WHAT THE EXERCISE ASKS:
Separate out the lines that hold "ffffff".

■ ■ ■ ■ ■ ■ ■

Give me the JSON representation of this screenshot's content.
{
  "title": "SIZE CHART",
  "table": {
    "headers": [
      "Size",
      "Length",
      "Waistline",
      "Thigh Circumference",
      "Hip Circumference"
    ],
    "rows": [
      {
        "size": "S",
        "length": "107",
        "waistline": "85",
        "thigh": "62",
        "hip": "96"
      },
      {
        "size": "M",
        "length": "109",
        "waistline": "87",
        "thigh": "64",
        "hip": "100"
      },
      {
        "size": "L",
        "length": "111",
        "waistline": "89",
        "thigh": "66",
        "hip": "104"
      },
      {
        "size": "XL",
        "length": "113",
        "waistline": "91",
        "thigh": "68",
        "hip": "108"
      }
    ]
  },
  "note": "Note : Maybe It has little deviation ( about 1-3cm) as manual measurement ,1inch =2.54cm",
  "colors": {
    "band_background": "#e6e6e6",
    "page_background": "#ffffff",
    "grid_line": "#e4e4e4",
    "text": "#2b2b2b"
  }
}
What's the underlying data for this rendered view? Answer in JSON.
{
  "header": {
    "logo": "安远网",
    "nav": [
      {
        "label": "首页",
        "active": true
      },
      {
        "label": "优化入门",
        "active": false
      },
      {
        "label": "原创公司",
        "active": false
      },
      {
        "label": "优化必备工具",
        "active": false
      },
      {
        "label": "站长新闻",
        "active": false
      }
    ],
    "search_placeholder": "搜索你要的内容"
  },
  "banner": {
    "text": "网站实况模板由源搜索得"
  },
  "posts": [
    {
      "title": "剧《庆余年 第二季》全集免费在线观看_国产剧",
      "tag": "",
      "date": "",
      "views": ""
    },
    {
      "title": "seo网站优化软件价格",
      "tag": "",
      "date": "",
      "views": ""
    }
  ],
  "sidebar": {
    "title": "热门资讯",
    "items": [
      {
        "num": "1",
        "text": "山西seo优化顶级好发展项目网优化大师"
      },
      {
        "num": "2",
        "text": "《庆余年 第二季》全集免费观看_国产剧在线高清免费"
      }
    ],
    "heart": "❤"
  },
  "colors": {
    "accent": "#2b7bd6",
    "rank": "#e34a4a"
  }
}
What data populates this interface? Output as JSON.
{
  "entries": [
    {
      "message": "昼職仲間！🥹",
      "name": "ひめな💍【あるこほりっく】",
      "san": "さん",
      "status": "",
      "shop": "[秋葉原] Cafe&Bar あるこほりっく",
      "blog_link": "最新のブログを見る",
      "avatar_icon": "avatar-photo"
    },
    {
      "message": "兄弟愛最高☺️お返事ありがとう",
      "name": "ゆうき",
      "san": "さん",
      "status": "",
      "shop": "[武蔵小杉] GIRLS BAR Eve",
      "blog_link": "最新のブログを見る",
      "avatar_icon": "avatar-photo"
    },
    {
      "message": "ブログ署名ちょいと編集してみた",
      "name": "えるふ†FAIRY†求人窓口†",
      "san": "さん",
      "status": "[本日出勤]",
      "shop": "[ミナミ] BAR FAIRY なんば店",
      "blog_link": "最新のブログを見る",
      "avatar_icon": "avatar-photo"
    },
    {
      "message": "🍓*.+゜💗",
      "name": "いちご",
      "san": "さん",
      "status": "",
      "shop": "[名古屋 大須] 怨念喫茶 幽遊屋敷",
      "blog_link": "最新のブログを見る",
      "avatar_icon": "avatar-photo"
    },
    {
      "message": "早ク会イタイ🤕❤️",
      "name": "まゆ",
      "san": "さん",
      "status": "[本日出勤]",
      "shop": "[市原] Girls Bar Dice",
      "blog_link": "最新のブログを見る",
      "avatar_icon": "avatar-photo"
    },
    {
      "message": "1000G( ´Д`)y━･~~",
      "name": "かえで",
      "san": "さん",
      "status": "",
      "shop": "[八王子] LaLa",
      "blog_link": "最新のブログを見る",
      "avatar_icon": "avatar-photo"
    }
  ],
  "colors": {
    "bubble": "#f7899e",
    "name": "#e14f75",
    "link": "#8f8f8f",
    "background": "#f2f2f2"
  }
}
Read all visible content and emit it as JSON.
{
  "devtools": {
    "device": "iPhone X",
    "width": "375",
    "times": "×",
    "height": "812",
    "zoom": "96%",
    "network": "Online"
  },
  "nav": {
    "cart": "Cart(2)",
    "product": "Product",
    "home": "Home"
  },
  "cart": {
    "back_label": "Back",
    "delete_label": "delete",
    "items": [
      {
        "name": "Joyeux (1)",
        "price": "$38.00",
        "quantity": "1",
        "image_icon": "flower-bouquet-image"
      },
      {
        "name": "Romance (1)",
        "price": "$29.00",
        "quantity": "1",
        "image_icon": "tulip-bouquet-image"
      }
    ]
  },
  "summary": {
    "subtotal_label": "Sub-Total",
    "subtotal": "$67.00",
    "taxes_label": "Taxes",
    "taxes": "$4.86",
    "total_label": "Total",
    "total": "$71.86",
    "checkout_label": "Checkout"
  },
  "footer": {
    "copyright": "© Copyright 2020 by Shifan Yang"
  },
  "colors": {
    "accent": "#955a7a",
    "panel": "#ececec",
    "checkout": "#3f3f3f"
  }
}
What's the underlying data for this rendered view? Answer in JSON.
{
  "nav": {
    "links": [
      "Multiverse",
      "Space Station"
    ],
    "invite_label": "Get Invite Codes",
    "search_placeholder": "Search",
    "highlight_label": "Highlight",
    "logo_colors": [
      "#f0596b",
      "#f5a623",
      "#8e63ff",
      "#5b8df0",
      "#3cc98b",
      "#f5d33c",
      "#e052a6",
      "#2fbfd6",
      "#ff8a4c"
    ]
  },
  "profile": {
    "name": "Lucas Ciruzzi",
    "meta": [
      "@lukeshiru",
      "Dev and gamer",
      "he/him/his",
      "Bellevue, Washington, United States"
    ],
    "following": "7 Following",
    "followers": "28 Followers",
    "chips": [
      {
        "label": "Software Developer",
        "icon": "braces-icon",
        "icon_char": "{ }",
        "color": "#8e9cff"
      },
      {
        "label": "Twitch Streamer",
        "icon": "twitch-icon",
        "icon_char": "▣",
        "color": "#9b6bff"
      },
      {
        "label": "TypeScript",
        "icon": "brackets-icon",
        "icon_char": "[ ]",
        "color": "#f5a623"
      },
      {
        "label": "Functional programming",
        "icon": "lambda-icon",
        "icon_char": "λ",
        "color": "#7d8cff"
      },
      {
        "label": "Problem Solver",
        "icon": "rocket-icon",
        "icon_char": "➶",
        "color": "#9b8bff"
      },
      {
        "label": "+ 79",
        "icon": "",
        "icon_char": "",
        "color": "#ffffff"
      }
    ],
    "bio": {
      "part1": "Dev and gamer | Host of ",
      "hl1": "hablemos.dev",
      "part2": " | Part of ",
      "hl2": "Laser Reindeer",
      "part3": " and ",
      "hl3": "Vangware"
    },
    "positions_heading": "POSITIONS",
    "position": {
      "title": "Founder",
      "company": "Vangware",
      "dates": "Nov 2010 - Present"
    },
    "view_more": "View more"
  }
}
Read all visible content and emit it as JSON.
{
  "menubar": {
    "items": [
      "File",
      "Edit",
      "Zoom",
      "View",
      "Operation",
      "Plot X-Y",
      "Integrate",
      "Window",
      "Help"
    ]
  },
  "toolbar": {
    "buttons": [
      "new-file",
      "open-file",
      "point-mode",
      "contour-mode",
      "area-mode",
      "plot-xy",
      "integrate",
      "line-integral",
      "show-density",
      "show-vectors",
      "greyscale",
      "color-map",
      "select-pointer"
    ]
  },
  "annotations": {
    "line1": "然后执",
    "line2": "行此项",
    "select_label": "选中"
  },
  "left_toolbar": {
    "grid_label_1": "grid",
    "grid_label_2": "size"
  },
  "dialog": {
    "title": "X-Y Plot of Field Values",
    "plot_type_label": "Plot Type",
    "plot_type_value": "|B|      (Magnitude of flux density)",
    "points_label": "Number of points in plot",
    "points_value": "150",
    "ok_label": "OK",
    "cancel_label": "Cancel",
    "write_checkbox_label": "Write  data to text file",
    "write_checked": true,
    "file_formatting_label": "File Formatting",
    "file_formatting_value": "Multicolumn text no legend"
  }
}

■ ■ ■ ■ ■ ■ ■

RESPONSE TO THE TASK:
    "page_background": "#ffffff",
        "color": "#ffffff"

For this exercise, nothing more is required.